# Given information
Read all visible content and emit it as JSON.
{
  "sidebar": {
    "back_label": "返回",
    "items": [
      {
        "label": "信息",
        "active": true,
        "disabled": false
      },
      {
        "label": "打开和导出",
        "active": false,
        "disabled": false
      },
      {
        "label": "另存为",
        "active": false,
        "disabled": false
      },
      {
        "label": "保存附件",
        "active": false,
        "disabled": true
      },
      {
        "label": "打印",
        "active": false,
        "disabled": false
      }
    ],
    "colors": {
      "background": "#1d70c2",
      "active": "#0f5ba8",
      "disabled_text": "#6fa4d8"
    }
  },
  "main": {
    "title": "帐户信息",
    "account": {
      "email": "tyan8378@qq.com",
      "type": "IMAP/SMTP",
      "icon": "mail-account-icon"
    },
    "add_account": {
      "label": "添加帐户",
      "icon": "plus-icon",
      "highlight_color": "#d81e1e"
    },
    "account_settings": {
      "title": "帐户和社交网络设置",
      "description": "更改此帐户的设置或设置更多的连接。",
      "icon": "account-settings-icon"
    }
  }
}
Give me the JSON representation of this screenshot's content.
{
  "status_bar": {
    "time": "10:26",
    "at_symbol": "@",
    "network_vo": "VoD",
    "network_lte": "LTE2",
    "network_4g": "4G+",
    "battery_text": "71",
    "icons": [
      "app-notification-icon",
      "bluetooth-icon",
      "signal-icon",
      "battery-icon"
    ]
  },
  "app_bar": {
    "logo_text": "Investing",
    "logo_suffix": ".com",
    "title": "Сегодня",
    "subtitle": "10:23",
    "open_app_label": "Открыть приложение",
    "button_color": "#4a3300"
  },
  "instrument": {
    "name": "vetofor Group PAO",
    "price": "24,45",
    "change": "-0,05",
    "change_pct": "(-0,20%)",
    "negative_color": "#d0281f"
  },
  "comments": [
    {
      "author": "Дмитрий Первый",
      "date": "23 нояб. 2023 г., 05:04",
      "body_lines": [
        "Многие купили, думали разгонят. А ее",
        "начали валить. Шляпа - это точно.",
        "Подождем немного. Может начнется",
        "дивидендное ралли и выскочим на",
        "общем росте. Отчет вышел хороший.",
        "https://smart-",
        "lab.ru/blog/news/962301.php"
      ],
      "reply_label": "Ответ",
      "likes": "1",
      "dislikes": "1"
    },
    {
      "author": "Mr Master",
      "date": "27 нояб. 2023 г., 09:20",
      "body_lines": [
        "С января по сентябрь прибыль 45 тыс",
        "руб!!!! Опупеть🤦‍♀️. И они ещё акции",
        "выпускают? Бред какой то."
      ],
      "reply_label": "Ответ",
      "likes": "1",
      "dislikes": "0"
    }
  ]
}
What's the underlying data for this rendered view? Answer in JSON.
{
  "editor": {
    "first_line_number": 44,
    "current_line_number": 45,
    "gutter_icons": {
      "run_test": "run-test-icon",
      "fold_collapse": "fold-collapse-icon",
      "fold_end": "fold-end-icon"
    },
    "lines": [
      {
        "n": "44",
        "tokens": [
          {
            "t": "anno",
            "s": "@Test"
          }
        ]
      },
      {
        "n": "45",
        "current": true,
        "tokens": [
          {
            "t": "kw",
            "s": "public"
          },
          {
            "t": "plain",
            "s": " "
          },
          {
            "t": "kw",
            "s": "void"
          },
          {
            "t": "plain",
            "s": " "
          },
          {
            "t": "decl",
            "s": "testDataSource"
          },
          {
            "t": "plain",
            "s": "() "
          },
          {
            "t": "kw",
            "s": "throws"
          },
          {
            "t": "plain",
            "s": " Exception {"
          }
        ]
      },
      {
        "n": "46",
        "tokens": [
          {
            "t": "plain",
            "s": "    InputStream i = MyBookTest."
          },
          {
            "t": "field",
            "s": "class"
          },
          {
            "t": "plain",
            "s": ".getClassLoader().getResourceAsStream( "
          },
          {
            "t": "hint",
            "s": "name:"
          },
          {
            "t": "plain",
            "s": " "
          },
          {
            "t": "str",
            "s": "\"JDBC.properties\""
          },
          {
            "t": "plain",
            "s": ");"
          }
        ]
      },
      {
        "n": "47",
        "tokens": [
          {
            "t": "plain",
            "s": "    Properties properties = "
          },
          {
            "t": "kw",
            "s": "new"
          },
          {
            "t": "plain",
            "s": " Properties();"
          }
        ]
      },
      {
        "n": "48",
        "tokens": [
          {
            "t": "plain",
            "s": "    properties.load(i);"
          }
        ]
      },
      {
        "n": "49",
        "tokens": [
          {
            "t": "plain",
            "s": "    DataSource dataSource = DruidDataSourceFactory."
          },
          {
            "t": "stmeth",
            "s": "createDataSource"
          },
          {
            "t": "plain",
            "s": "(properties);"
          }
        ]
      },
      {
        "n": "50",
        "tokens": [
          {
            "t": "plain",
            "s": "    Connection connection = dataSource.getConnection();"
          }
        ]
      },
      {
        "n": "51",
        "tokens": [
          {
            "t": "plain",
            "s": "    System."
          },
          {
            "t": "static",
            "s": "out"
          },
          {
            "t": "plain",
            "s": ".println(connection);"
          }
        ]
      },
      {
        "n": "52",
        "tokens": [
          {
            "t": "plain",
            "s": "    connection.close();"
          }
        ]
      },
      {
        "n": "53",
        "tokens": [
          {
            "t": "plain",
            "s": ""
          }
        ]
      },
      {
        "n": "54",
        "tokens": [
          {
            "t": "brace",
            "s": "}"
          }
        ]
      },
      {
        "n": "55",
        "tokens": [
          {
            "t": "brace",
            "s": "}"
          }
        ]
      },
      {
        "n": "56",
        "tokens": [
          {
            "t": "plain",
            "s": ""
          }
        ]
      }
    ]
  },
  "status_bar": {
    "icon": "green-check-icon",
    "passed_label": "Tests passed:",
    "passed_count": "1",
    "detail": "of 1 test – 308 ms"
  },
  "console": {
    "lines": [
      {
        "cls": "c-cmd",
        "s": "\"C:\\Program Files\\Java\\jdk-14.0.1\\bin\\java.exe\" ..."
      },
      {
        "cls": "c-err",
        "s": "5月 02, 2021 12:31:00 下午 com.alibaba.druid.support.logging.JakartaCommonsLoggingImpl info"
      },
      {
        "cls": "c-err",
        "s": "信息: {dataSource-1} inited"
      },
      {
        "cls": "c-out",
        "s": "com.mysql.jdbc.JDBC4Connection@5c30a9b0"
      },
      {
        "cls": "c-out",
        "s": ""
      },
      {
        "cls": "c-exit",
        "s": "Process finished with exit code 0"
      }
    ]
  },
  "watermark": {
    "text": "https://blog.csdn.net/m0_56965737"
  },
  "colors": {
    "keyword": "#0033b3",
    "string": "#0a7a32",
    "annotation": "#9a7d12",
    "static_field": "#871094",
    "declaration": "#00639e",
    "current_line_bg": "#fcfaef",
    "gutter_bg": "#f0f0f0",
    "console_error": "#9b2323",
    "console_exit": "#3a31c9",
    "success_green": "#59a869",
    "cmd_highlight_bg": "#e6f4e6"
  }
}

# What this task involves
Above are some records. Print them all exactly.

# Answer for the task
Read all visible content and emit it as JSON.
{
  "sidebar": {
    "back_label": "返回",
    "items": [
      {
        "label": "信息",
        "active": true,
        "disabled": false
      },
      {
        "label": "打开和导出",
        "active": false,
        "disabled": false
      },
      {
        "label": "另存为",
        "active": false,
        "disabled": false
      },
      {
        "label": "保存附件",
        "active": false,
        "disabled": true
      },
      {
        "label": "打印",
        "active": false,
        "disabled": false
      }
    ],
    "colors": {
      "background": "#1d70c2",
      "active": "#0f5ba8",
      "disabled_text": "#6fa4d8"
    }
  },
  "main": {
    "title": "帐户信息",
    "account": {
      "email": "tyan8378@qq.com",
      "type": "IMAP/SMTP",
      "icon": "mail-account-icon"
    },
    "add_account": {
      "label": "添加帐户",
      "icon": "plus-icon",
      "highlight_color": "#d81e1e"
    },
    "account_settings": {
      "title": "帐户和社交网络设置",
      "description": "更改此帐户的设置或设置更多的连接。",
      "icon": "account-settings-icon"
    }
  }
}
Give me the JSON representation of this screenshot's content.
{
  "status_bar": {
    "time": "10:26",
    "at_symbol": "@",
    "network_vo": "VoD",
    "network_lte": "LTE2",
    "network_4g": "4G+",
    "battery_text": "71",
    "icons": [
      "app-notification-icon",
      "bluetooth-icon",
      "signal-icon",
      "battery-icon"
    ]
  },
  "app_bar": {
    "logo_text": "Investing",
    "logo_suffix": ".com",
    "title": "Сегодня",
    "subtitle": "10:23",
    "open_app_label": "Открыть приложение",
    "button_color": "#4a3300"
  },
  "instrument": {
    "name": "vetofor Group PAO",
    "price": "24,45",
    "change": "-0,05",
    "change_pct": "(-0,20%)",
    "negative_color": "#d0281f"
  },
  "comments": [
    {
      "author": "Дмитрий Первый",
      "date": "23 нояб. 2023 г., 05:04",
      "body_lines": [
        "Многие купили, думали разгонят. А ее",
        "начали валить. Шляпа - это точно.",
        "Подождем немного. Может начнется",
        "дивидендное ралли и выскочим на",
        "общем росте. Отчет вышел хороший.",
        "https://smart-",
        "lab.ru/blog/news/962301.php"
      ],
      "reply_label": "Ответ",
      "likes": "1",
      "dislikes": "1"
    },
    {
      "author": "Mr Master",
      "date": "27 нояб. 2023 г., 09:20",
      "body_lines": [
        "С января по сентябрь прибыль 45 тыс",
        "руб!!!! Опупеть🤦‍♀️. И они ещё акции",
        "выпускают? Бред какой то."
      ],
      "reply_label": "Ответ",
      "likes": "1",
      "dislikes": "0"
    }
  ]
}
What's the underlying data for this rendered view? Answer in JSON.
{
  "editor": {
    "first_line_number": 44,
    "current_line_number": 45,
    "gutter_icons": {
      "run_test": "run-test-icon",
      "fold_collapse": "fold-collapse-icon",
      "fold_end": "fold-end-icon"
    },
    "lines": [
      {
        "n": "44",
        "tokens": [
          {
            "t": "anno",
            "s": "@Test"
          }
        ]
      },
      {
        "n": "45",
        "current": true,
        "tokens": [
          {
            "t": "kw",
            "s": "public"
          },
          {
            "t": "plain",
            "s": " "
          },
          {
            "t": "kw",
            "s": "void"
          },
          {
            "t": "plain",
            "s": " "
          },
          {
            "t": "decl",
            "s": "testDataSource"
          },
          {
            "t": "plain",
            "s": "() "
          },
          {
            "t": "kw",
            "s": "throws"
          },
          {
            "t": "plain",
            "s": " Exception {"
          }
        ]
      },
      {
        "n": "46",
        "tokens": [
          {
            "t": "plain",
            "s": "    InputStream i = MyBookTest."
          },
          {
            "t": "field",
            "s": "class"
          },
          {
            "t": "plain",
            "s": ".getClassLoader().getResourceAsStream( "
          },
          {
            "t": "hint",
            "s": "name:"
          },
          {
            "t": "plain",
            "s": " "
          },
          {
            "t": "str",
            "s": "\"JDBC.properties\""
          },
          {
            "t": "plain",
            "s": ");"
          }
        ]
      },
      {
        "n": "47",
        "tokens": [
          {
            "t": "plain",
            "s": "    Properties properties = "
          },
          {
            "t": "kw",
            "s": "new"
          },
          {
            "t": "plain",
            "s": " Properties();"
          }
        ]
      },
      {
        "n": "48",
        "tokens": [
          {
            "t": "plain",
            "s": "    properties.load(i);"
          }
        ]
      },
      {
        "n": "49",
        "tokens": [
          {
            "t": "plain",
            "s": "    DataSource dataSource = DruidDataSourceFactory."
          },
          {
            "t": "stmeth",
            "s": "createDataSource"
          },
          {
            "t": "plain",
            "s": "(properties);"
          }
        ]
      },
      {
        "n": "50",
        "tokens": [
          {
            "t": "plain",
            "s": "    Connection connection = dataSource.getConnection();"
          }
        ]
      },
      {
        "n": "51",
        "tokens": [
          {
            "t": "plain",
            "s": "    System."
          },
          {
            "t": "static",
            "s": "out"
          },
          {
            "t": "plain",
            "s": ".println(connection);"
          }
        ]
      },
      {
        "n": "52",
        "tokens": [
          {
            "t": "plain",
            "s": "    connection.close();"
          }
        ]
      },
      {
        "n": "53",
        "tokens": [
          {
            "t": "plain",
            "s": ""
          }
        ]
      },
      {
        "n": "54",
        "tokens": [
          {
            "t": "brace",
            "s": "}"
          }
        ]
      },
      {
        "n": "55",
        "tokens": [
          {
            "t": "brace",
            "s": "}"
          }
        ]
      },
      {
        "n": "56",
        "tokens": [
          {
            "t": "plain",
            "s": ""
          }
        ]
      }
    ]
  },
  "status_bar": {
    "icon": "green-check-icon",
    "passed_label": "Tests passed:",
    "passed_count": "1",
    "detail": "of 1 test – 308 ms"
  },
  "console": {
    "lines": [
      {
        "cls": "c-cmd",
        "s": "\"C:\\Program Files\\Java\\jdk-14.0.1\\bin\\java.exe\" ..."
      },
      {
        "cls": "c-err",
        "s": "5月 02, 2021 12:31:00 下午 com.alibaba.druid.support.logging.JakartaCommonsLoggingImpl info"
      },
      {
        "cls": "c-err",
        "s": "信息: {dataSource-1} inited"
      },
      {
        "cls": "c-out",
        "s": "com.mysql.jdbc.JDBC4Connection@5c30a9b0"
      },
      {
        "cls": "c-out",
        "s": ""
      },
      {
        "cls": "c-exit",
        "s": "Process finished with exit code 0"
      }
    ]
  },
  "watermark": {
    "text": "https://blog.csdn.net/m0_56965737"
  },
  "colors": {
    "keyword": "#0033b3",
    "string": "#0a7a32",
    "annotation": "#9a7d12",
    "static_field": "#871094",
    "declaration": "#00639e",
    "current_line_bg": "#fcfaef",
    "gutter_bg": "#f0f0f0",
    "console_error": "#9b2323",
    "console_exit": "#3a31c9",
    "success_green": "#59a869",
    "cmd_highlight_bg": "#e6f4e6"
  }
}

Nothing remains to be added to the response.